• _Task statement_: Within the data below, state how many lines contain the string "panel". Provide the number only.

• _Items_:
★ ★ ★

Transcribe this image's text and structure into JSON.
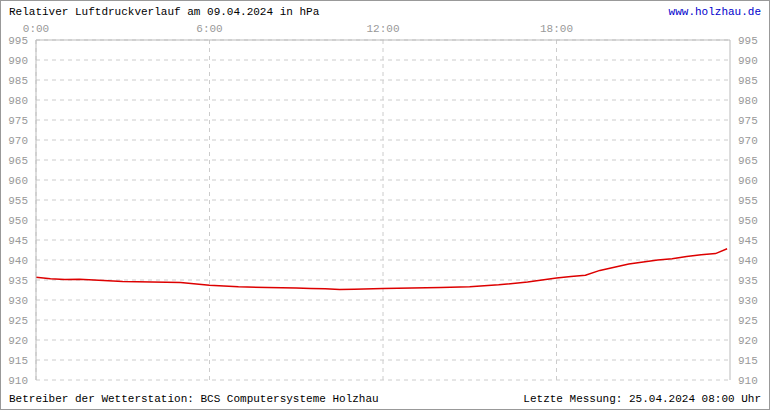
{
  "chart_data": {
    "type": "line",
    "title": "Relativer Luftdruckverlauf am 09.04.2024 in hPa",
    "source_url": "www.holzhau.de",
    "operator": "Betreiber der Wetterstation: BCS Computersysteme Holzhau",
    "last_measurement": "Letzte Messung: 25.04.2024 08:00 Uhr",
    "x": [
      0,
      0.5,
      1,
      1.5,
      2,
      2.5,
      3,
      4,
      5,
      6,
      7,
      8,
      9,
      9.5,
      10,
      10.5,
      11,
      12,
      13,
      14,
      15,
      16,
      17,
      17.5,
      18,
      18.5,
      19,
      19.5,
      20,
      20.5,
      21,
      21.5,
      22,
      22.5,
      23,
      23.5,
      23.9
    ],
    "values": [
      935.7,
      935.3,
      935.1,
      935.2,
      935,
      934.8,
      934.6,
      934.5,
      934.4,
      933.7,
      933.3,
      933.1,
      933,
      932.9,
      932.8,
      932.6,
      932.7,
      932.9,
      933,
      933.1,
      933.3,
      933.8,
      934.5,
      935,
      935.5,
      935.9,
      936.2,
      937.4,
      938.2,
      939,
      939.5,
      940,
      940.3,
      940.9,
      941.3,
      941.6,
      942.8
    ],
    "color": "#dd0000",
    "xlim": [
      0,
      24
    ],
    "xticks": [
      {
        "value": 0,
        "label": "0:00"
      },
      {
        "value": 6,
        "label": "6:00"
      },
      {
        "value": 12,
        "label": "12:00"
      },
      {
        "value": 18,
        "label": "18:00"
      }
    ],
    "ylim": [
      910,
      995
    ],
    "yticks": [
      910,
      915,
      920,
      925,
      930,
      935,
      940,
      945,
      950,
      955,
      960,
      965,
      970,
      975,
      980,
      985,
      990,
      995
    ],
    "y2lim": [
      910,
      995
    ],
    "y2ticks": [
      910,
      915,
      920,
      925,
      930,
      935,
      940,
      945,
      950,
      955,
      960,
      965,
      970,
      975,
      980,
      985,
      990,
      995
    ],
    "grid": true
  }
}
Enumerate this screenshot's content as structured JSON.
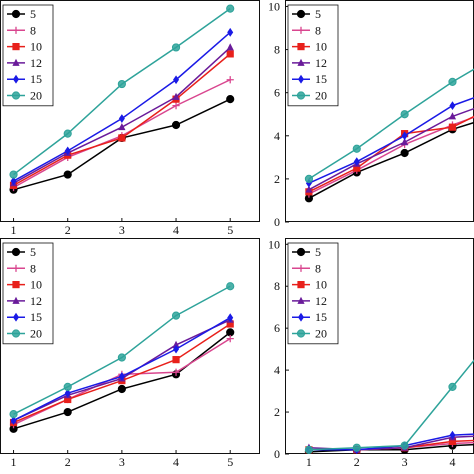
{
  "chart_data": [
    {
      "type": "line",
      "panel": "top-left",
      "x": [
        1,
        2,
        3,
        4,
        5
      ],
      "ylim": [
        0,
        10.3
      ],
      "xticks": [
        "1",
        "2",
        "3",
        "4",
        "5"
      ],
      "yticks": [],
      "legend": "top-left",
      "series": [
        {
          "name": "5",
          "values": [
            1.5,
            2.2,
            3.9,
            4.5,
            5.7
          ]
        },
        {
          "name": "8",
          "values": [
            1.6,
            3.0,
            4.0,
            5.4,
            6.6
          ]
        },
        {
          "name": "10",
          "values": [
            1.7,
            3.1,
            3.9,
            5.7,
            7.8
          ]
        },
        {
          "name": "12",
          "values": [
            1.8,
            3.2,
            4.4,
            5.8,
            8.1
          ]
        },
        {
          "name": "15",
          "values": [
            1.9,
            3.3,
            4.8,
            6.6,
            8.8
          ]
        },
        {
          "name": "20",
          "values": [
            2.2,
            4.1,
            6.4,
            8.1,
            9.9
          ]
        }
      ]
    },
    {
      "type": "line",
      "panel": "top-right",
      "x": [
        1,
        2,
        3,
        4,
        5
      ],
      "ylim": [
        0,
        10.3
      ],
      "xticks": [],
      "yticks": [
        "0",
        "2",
        "4",
        "6",
        "8",
        "10"
      ],
      "legend": "top-left",
      "series": [
        {
          "name": "5",
          "values": [
            1.1,
            2.3,
            3.2,
            4.3,
            5.0
          ]
        },
        {
          "name": "8",
          "values": [
            1.3,
            2.4,
            3.6,
            4.5,
            5.3
          ]
        },
        {
          "name": "10",
          "values": [
            1.4,
            2.5,
            4.1,
            4.4,
            5.5
          ]
        },
        {
          "name": "12",
          "values": [
            1.5,
            2.7,
            3.7,
            4.9,
            5.7
          ]
        },
        {
          "name": "15",
          "values": [
            1.8,
            2.8,
            4.0,
            5.4,
            6.2
          ]
        },
        {
          "name": "20",
          "values": [
            2.0,
            3.4,
            5.0,
            6.5,
            7.8
          ]
        }
      ]
    },
    {
      "type": "line",
      "panel": "bottom-left",
      "x": [
        1,
        2,
        3,
        4,
        5
      ],
      "ylim": [
        0,
        10.3
      ],
      "xticks": [
        "1",
        "2",
        "3",
        "4",
        "5"
      ],
      "yticks": [],
      "legend": "top-left",
      "series": [
        {
          "name": "5",
          "values": [
            1.2,
            2.0,
            3.1,
            3.8,
            5.8
          ]
        },
        {
          "name": "8",
          "values": [
            1.4,
            2.6,
            3.8,
            3.9,
            5.5
          ]
        },
        {
          "name": "10",
          "values": [
            1.5,
            2.6,
            3.5,
            4.5,
            6.2
          ]
        },
        {
          "name": "12",
          "values": [
            1.6,
            2.8,
            3.6,
            5.2,
            6.4
          ]
        },
        {
          "name": "15",
          "values": [
            1.6,
            2.9,
            3.7,
            5.0,
            6.5
          ]
        },
        {
          "name": "20",
          "values": [
            1.9,
            3.2,
            4.6,
            6.6,
            8.0
          ]
        }
      ]
    },
    {
      "type": "line",
      "panel": "bottom-right",
      "x": [
        1,
        2,
        3,
        4,
        5
      ],
      "ylim": [
        0,
        10.3
      ],
      "xticks": [
        "1",
        "2",
        "3",
        "4"
      ],
      "yticks": [
        "0",
        "2",
        "4",
        "6",
        "8",
        "10"
      ],
      "legend": "top-left",
      "series": [
        {
          "name": "5",
          "values": [
            0.1,
            0.2,
            0.2,
            0.4,
            0.5
          ]
        },
        {
          "name": "8",
          "values": [
            0.2,
            0.2,
            0.3,
            0.5,
            0.6
          ]
        },
        {
          "name": "10",
          "values": [
            0.2,
            0.2,
            0.3,
            0.6,
            0.7
          ]
        },
        {
          "name": "12",
          "values": [
            0.3,
            0.2,
            0.3,
            0.8,
            0.9
          ]
        },
        {
          "name": "15",
          "values": [
            0.2,
            0.2,
            0.4,
            0.9,
            1.0
          ]
        },
        {
          "name": "20",
          "values": [
            0.2,
            0.3,
            0.4,
            3.2,
            6.0
          ]
        }
      ]
    }
  ],
  "series_styles": [
    {
      "name": "5",
      "color": "#000000",
      "marker": "circle"
    },
    {
      "name": "8",
      "color": "#d9468f",
      "marker": "plus"
    },
    {
      "name": "10",
      "color": "#e8201b",
      "marker": "square"
    },
    {
      "name": "12",
      "color": "#6a1b9a",
      "marker": "triangle"
    },
    {
      "name": "15",
      "color": "#1a1ae6",
      "marker": "diamond"
    },
    {
      "name": "20",
      "color": "#2ea39a",
      "marker": "circle-open"
    }
  ]
}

★ ★ ★

• _Answer for this exercise_: 4